** start Given information **

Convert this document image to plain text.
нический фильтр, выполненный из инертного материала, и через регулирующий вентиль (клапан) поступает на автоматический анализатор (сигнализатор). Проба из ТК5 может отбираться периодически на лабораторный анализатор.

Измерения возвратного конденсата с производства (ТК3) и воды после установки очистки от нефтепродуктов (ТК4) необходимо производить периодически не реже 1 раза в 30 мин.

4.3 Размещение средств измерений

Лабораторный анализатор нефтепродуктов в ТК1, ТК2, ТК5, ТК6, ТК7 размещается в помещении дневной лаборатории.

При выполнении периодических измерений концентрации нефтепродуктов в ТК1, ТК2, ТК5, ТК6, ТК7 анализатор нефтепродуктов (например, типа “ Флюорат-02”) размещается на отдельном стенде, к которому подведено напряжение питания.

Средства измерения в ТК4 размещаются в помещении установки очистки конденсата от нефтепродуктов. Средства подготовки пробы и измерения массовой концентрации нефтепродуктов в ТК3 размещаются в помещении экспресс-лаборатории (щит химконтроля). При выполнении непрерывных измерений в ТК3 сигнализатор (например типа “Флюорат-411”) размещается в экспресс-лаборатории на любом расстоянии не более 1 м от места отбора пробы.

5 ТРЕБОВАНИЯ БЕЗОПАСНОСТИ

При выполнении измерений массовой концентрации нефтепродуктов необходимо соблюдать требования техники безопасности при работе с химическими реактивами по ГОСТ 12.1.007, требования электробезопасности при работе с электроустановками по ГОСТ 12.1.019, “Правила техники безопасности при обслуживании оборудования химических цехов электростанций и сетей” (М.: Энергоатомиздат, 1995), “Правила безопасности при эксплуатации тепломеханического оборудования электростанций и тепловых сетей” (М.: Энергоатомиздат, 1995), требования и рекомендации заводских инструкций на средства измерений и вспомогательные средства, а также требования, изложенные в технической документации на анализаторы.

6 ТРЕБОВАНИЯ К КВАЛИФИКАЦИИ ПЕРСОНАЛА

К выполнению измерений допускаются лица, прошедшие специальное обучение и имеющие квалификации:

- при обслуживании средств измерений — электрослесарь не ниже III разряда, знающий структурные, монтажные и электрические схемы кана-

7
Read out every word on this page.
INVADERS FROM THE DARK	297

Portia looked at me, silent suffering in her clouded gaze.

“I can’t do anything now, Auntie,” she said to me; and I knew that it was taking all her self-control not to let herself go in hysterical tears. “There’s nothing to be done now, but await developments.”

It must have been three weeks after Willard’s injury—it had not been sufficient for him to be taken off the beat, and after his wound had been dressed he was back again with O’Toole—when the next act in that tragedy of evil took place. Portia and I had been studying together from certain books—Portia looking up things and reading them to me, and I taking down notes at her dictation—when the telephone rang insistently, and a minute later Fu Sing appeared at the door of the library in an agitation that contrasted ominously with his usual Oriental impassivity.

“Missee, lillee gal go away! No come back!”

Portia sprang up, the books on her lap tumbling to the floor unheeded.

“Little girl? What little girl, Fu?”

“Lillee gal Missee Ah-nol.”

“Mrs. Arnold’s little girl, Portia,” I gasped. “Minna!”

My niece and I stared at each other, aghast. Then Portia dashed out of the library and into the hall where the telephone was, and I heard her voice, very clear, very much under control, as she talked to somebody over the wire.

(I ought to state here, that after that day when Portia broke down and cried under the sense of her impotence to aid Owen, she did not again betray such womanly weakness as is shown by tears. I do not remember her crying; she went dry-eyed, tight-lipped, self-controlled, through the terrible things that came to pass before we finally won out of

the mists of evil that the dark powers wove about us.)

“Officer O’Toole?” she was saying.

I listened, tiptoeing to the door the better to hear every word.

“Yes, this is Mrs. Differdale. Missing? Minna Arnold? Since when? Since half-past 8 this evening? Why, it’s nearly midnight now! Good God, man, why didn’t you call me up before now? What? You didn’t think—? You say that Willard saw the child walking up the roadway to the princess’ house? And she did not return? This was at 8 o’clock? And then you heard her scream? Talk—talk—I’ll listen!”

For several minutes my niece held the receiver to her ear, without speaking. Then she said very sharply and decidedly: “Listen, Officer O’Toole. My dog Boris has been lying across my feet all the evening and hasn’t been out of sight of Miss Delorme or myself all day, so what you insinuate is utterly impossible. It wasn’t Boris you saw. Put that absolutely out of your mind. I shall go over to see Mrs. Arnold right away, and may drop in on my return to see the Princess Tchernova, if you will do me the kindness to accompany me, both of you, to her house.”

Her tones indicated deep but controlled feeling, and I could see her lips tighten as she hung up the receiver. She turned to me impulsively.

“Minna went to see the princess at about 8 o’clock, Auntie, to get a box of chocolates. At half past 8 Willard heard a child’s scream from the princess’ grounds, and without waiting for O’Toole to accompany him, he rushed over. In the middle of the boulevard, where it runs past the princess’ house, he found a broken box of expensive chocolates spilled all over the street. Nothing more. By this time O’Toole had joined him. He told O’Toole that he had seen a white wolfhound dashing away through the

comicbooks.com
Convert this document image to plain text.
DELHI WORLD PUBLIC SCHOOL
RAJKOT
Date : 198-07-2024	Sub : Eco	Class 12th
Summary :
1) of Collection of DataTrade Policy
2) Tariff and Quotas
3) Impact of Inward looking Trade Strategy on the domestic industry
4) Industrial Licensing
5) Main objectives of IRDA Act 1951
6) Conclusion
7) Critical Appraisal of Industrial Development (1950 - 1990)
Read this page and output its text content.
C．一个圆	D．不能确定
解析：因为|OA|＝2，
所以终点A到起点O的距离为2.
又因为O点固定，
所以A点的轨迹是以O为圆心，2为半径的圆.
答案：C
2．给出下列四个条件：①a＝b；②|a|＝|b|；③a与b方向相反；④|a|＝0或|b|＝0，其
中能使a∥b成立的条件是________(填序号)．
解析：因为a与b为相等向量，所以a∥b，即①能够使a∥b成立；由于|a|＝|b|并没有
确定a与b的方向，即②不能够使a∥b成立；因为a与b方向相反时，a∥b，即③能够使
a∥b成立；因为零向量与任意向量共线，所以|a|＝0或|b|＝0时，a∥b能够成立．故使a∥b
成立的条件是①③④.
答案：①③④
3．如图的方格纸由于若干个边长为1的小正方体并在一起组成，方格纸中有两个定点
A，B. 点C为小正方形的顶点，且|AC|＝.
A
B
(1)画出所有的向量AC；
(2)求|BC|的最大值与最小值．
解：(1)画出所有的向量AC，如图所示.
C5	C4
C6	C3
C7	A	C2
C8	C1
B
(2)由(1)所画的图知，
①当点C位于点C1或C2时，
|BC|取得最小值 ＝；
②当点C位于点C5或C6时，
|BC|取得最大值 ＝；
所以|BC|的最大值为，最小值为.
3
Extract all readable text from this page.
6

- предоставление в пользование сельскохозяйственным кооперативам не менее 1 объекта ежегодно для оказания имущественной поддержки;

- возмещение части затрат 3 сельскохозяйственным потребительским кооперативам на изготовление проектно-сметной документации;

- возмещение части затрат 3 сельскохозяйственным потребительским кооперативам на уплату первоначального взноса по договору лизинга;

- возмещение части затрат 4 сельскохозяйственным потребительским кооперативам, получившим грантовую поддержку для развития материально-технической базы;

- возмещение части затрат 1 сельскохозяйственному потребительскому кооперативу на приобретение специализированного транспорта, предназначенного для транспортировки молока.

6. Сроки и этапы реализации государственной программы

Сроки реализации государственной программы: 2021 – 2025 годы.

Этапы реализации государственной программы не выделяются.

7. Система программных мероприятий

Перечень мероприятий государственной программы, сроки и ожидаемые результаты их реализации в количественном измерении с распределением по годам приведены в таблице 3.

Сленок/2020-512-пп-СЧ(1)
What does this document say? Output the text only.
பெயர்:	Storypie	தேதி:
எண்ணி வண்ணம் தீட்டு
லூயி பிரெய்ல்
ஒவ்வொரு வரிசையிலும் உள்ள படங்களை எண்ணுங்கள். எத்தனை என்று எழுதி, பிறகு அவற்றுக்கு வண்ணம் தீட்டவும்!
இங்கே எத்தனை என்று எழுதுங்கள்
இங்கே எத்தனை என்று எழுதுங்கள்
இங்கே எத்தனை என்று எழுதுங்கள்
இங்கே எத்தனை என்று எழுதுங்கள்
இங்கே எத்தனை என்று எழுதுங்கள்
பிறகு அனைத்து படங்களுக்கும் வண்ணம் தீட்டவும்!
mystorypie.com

** end Given information **

**What you should do**
Track down every line holding the string "Missee" and copy it.

**Correct response**
“Missee, lillee gal go away! No come back!”
“Lillee gal Missee Ah-nol.”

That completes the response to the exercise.